## SOURCE MATERIAL:
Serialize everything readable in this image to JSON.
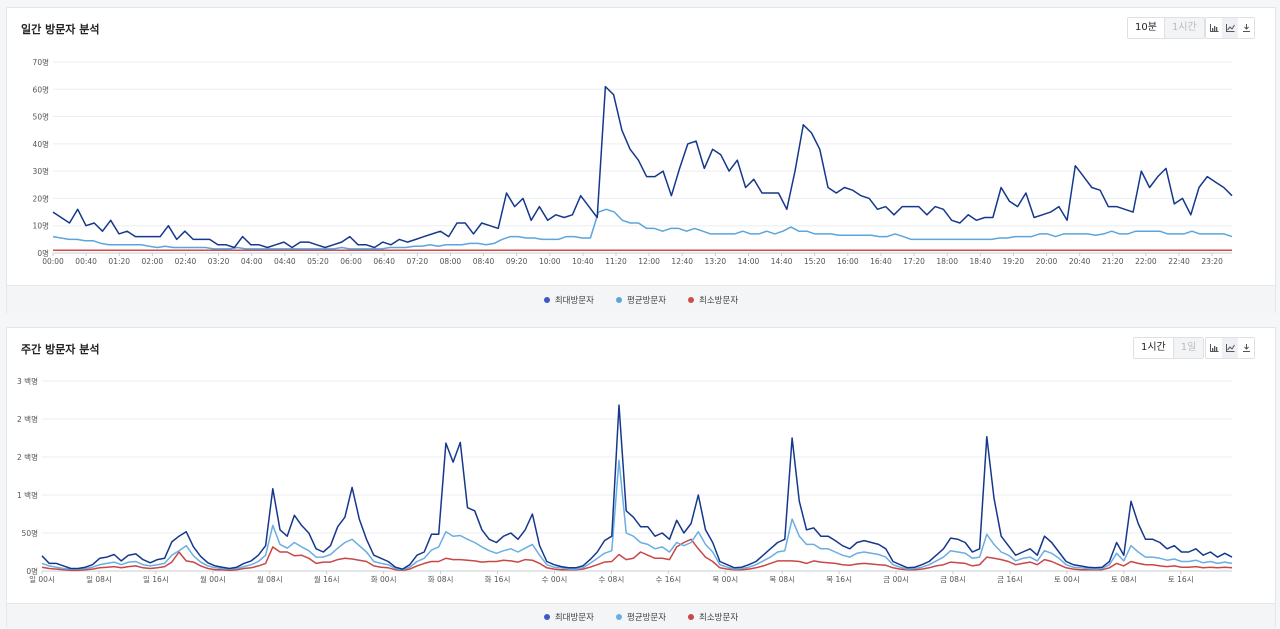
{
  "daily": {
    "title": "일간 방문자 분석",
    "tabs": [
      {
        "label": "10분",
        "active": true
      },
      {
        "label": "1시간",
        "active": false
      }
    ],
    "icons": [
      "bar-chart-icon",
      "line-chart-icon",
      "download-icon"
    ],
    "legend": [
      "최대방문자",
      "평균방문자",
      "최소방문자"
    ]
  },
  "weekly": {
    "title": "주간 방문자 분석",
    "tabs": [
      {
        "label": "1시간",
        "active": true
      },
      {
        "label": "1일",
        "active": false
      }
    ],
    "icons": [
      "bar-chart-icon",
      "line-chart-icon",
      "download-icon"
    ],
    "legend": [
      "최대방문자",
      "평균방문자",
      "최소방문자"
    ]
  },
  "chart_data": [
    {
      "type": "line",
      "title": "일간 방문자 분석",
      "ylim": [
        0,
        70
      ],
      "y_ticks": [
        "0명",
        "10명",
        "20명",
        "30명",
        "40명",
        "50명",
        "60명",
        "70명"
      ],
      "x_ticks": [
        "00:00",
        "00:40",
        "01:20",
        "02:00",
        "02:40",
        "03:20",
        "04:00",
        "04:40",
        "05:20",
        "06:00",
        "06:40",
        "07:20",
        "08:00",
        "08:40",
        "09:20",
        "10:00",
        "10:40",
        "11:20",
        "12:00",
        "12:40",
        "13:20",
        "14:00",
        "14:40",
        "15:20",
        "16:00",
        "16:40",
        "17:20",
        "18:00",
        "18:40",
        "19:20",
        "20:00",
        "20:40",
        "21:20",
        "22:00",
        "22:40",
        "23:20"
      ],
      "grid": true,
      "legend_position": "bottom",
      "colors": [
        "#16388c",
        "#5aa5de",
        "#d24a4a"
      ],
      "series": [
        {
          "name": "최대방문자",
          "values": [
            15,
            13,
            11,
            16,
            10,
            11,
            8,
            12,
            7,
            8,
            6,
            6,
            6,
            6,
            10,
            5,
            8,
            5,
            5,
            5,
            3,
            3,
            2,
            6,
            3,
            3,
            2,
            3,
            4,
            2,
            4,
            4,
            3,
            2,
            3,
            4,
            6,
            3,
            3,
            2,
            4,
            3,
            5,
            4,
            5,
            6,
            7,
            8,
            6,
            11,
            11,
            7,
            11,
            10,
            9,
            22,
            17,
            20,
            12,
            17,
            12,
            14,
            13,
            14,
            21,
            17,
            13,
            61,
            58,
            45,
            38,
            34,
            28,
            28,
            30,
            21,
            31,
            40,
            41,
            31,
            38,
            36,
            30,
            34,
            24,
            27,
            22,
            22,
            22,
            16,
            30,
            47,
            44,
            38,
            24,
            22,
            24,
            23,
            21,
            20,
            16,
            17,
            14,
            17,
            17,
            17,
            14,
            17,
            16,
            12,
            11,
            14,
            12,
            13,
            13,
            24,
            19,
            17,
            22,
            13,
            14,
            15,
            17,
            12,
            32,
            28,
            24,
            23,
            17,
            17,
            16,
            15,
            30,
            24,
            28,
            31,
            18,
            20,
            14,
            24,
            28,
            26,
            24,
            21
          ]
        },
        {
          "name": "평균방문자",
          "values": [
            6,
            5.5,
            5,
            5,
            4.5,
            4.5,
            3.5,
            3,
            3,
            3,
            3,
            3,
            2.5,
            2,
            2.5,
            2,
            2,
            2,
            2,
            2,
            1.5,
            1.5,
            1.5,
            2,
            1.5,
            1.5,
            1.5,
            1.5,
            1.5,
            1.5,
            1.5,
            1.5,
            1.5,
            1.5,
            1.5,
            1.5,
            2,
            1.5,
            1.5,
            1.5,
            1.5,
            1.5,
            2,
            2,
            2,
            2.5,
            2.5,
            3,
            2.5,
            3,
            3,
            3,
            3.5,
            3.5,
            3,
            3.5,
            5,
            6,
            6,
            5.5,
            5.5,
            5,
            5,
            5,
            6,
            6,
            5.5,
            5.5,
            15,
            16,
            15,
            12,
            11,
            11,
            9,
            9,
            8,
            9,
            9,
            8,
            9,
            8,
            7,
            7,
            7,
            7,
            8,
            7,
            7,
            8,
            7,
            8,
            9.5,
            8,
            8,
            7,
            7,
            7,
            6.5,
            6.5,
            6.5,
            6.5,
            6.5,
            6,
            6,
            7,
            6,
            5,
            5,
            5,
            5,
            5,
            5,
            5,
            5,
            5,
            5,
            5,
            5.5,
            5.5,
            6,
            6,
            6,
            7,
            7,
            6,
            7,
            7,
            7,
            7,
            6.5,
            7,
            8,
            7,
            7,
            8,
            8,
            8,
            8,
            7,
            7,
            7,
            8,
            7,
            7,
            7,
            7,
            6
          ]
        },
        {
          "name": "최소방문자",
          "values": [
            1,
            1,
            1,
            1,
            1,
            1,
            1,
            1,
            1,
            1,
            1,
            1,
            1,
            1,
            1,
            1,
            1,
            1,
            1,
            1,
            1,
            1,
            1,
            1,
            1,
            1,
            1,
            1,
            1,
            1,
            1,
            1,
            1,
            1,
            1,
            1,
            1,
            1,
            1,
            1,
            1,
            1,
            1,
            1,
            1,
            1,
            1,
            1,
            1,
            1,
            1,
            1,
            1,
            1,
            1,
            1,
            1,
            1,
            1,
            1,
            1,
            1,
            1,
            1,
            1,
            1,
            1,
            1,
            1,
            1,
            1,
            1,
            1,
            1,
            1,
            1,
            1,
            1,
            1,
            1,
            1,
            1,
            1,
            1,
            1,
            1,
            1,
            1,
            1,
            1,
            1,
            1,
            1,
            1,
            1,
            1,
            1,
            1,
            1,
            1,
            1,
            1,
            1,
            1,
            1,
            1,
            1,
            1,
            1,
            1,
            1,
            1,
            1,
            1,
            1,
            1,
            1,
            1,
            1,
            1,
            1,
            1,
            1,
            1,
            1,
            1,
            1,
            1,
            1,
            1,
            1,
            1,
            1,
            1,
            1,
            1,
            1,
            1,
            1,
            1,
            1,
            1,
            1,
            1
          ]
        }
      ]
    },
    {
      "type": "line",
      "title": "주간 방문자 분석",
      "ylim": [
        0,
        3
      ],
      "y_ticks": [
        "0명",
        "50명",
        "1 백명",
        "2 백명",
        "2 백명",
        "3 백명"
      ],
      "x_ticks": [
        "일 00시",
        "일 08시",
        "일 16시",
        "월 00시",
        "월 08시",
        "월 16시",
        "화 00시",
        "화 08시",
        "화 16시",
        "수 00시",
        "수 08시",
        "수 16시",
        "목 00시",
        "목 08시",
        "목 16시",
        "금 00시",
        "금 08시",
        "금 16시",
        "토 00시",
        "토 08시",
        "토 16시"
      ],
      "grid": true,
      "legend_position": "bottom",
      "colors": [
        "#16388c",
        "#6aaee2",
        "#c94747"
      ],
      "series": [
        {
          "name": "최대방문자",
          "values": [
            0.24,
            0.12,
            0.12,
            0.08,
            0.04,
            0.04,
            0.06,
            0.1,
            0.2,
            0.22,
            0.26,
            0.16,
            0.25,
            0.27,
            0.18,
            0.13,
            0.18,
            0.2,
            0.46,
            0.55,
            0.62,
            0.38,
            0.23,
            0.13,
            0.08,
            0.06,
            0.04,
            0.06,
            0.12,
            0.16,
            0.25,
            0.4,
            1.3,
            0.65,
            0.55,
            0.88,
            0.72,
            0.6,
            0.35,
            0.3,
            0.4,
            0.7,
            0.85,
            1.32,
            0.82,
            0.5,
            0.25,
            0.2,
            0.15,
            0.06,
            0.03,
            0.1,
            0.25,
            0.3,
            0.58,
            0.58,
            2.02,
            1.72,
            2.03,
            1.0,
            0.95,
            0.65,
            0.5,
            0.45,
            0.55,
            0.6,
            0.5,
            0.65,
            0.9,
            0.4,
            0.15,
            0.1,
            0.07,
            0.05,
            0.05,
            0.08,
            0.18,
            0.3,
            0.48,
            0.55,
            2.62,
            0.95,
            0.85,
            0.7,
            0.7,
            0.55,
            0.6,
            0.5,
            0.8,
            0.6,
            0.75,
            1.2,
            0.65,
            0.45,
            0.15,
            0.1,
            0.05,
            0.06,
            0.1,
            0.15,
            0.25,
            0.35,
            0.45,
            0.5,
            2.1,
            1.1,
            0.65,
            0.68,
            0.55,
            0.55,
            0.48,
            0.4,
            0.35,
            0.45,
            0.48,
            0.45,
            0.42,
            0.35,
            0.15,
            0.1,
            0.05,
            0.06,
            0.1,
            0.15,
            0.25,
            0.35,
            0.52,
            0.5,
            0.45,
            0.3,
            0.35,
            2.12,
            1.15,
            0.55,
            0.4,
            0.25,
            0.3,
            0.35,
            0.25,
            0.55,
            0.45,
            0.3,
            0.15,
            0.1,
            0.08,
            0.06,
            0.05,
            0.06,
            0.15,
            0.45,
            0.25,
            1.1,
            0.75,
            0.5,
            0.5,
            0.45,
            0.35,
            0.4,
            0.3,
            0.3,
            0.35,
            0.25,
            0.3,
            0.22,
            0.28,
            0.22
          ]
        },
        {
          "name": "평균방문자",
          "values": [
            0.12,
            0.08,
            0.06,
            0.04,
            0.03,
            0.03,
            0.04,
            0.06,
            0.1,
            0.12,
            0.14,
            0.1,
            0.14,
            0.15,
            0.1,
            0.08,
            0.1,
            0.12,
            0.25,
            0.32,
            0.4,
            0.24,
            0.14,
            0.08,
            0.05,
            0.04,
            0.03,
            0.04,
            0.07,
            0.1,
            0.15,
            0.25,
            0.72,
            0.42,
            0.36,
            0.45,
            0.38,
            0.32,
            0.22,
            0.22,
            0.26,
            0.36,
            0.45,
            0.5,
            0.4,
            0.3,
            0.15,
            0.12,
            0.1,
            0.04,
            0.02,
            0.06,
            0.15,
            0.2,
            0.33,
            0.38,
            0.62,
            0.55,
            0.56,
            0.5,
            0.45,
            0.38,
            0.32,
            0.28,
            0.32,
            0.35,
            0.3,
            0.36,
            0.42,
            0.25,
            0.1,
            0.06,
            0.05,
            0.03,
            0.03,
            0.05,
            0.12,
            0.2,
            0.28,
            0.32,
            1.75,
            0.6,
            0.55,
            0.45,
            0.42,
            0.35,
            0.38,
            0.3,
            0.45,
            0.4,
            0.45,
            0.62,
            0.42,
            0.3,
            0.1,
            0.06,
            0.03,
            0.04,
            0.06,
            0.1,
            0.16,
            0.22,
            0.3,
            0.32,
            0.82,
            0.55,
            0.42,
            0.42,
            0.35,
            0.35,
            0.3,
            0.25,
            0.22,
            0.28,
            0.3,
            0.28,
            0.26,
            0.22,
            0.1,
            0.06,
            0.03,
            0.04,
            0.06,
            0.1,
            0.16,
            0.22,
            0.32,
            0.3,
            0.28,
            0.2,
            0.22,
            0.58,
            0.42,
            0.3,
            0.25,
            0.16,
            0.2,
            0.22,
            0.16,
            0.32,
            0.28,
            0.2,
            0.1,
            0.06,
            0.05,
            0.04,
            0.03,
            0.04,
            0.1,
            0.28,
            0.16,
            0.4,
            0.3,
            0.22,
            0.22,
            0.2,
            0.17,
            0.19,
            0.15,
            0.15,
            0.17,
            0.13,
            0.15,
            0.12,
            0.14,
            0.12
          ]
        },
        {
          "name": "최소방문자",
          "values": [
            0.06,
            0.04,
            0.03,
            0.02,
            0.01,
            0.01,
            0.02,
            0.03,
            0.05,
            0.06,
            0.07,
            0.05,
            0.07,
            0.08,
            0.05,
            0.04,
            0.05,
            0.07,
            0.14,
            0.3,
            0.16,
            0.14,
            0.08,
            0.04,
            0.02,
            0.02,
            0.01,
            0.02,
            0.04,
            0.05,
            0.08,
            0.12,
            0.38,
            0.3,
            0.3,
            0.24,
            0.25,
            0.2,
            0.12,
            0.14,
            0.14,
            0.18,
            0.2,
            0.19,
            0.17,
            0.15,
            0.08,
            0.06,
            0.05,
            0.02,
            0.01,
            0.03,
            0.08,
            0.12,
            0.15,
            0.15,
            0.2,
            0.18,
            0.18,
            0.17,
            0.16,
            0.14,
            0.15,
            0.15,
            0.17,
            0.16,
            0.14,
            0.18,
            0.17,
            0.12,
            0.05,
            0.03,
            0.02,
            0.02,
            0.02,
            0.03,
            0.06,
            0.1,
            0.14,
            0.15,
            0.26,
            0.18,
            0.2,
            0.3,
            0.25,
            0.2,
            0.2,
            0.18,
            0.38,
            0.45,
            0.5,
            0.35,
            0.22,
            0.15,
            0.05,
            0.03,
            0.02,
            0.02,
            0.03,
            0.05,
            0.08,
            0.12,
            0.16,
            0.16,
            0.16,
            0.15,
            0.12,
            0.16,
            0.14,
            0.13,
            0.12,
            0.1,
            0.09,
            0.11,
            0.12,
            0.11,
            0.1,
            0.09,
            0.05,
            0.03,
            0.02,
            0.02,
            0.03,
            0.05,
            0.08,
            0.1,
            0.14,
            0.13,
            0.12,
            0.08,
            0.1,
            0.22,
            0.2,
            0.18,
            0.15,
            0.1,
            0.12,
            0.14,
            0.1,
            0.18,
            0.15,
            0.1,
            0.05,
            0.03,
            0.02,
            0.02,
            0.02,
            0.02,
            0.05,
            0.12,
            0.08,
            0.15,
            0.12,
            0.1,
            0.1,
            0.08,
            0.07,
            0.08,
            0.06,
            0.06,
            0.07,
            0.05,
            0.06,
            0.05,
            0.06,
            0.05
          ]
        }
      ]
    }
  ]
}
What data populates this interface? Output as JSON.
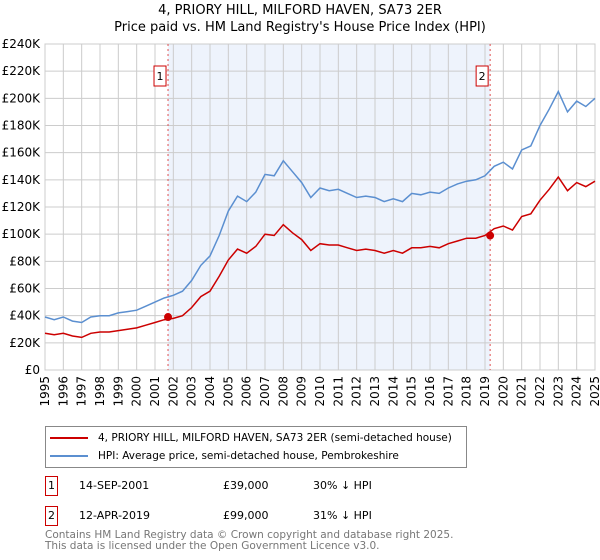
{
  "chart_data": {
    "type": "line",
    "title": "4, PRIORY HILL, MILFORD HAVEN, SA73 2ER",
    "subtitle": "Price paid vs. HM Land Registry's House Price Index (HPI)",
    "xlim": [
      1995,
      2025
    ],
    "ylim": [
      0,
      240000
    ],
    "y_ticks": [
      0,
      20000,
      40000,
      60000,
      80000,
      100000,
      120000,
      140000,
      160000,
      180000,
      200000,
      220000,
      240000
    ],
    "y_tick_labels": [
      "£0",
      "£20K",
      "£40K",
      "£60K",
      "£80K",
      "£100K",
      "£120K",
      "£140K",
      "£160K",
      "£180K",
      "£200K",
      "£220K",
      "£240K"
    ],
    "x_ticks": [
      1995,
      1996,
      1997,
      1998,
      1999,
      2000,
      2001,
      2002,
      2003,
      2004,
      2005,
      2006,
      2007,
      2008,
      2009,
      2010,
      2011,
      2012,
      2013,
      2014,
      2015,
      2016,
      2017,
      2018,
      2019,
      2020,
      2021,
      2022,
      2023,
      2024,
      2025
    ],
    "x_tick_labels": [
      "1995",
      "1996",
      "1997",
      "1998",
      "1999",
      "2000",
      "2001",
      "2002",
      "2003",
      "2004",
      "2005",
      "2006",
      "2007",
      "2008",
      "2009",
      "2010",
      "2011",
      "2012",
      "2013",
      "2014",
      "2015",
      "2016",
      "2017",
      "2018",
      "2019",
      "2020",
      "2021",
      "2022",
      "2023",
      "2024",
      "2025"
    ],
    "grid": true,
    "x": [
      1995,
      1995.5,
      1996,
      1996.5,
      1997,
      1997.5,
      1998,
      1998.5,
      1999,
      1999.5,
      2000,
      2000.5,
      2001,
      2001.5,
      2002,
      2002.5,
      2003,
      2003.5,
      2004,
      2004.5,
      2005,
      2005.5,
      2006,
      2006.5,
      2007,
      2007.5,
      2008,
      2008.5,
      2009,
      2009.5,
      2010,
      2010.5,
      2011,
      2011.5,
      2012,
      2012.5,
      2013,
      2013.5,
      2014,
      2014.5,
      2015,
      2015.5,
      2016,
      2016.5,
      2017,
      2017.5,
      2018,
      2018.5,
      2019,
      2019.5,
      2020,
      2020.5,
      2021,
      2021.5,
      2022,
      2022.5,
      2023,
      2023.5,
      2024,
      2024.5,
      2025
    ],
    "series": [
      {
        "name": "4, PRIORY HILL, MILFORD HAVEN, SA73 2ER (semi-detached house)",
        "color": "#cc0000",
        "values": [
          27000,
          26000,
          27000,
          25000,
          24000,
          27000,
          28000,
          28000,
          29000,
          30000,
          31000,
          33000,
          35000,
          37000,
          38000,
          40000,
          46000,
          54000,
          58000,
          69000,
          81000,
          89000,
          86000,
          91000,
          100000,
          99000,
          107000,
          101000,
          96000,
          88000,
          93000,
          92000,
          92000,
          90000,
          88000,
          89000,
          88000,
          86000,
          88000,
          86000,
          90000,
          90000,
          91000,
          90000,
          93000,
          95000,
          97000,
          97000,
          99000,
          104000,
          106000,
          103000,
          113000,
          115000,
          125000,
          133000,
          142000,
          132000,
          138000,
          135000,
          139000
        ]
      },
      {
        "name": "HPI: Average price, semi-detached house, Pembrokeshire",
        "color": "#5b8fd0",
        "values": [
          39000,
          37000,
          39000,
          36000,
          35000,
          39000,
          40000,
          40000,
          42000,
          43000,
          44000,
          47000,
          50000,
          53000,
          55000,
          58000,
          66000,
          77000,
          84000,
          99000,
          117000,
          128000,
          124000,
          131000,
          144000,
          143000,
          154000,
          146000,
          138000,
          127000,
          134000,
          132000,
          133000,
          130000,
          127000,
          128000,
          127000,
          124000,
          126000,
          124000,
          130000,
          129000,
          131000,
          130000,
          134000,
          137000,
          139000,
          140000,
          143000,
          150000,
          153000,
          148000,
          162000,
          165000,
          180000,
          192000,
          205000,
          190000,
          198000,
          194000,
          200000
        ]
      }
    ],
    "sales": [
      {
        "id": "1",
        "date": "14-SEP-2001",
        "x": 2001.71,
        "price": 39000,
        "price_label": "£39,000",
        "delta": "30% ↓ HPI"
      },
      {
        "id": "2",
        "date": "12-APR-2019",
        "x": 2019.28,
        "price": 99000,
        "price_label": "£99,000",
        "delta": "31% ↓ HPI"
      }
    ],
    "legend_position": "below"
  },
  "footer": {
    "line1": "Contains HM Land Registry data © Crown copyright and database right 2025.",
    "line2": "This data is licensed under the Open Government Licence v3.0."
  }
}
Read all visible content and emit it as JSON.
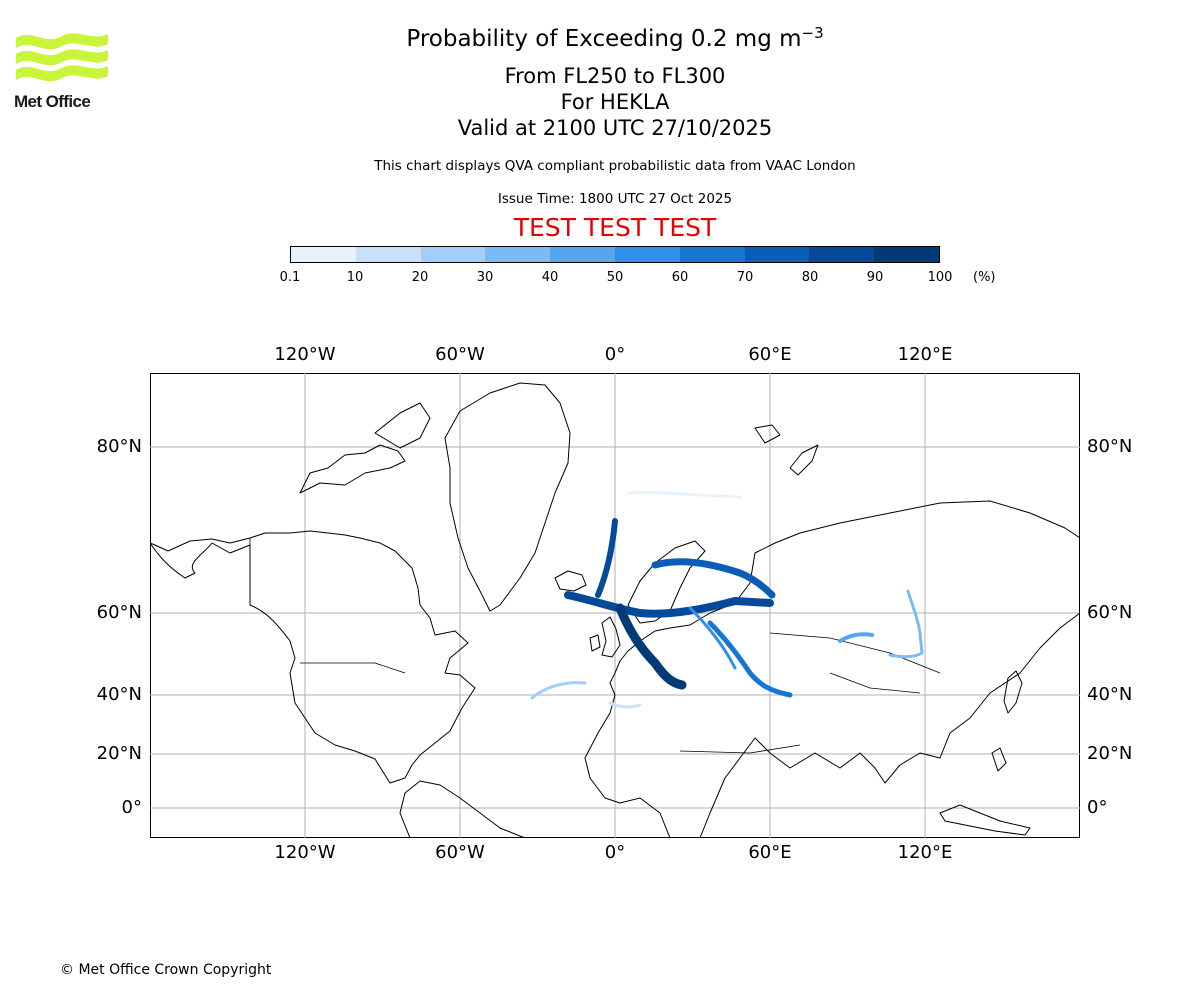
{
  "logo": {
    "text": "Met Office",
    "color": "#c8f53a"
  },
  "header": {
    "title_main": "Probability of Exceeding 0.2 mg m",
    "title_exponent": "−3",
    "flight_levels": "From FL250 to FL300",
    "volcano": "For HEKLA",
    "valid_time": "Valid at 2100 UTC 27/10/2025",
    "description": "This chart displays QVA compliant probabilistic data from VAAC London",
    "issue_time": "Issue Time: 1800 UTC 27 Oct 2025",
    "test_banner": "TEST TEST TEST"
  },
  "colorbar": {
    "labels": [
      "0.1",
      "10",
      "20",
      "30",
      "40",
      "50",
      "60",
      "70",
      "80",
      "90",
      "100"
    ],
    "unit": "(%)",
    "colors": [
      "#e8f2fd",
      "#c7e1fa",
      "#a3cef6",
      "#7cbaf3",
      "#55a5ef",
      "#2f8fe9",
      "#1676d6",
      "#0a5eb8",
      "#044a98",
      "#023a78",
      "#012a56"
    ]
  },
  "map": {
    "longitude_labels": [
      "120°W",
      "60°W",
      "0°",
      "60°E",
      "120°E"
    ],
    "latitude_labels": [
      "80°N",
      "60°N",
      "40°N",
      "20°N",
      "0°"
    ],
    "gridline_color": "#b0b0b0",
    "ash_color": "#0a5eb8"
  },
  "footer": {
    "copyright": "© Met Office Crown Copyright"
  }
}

## TASK DETAILS:
Find the word "detached" and list each line it appears in.

## SOLUTION TO THE EXERCISE:
        "name": "4, PRIORY HILL, MILFORD HAVEN, SA73 2ER (semi-detached house)",
        "name": "HPI: Average price, semi-detached house, Pembrokeshire",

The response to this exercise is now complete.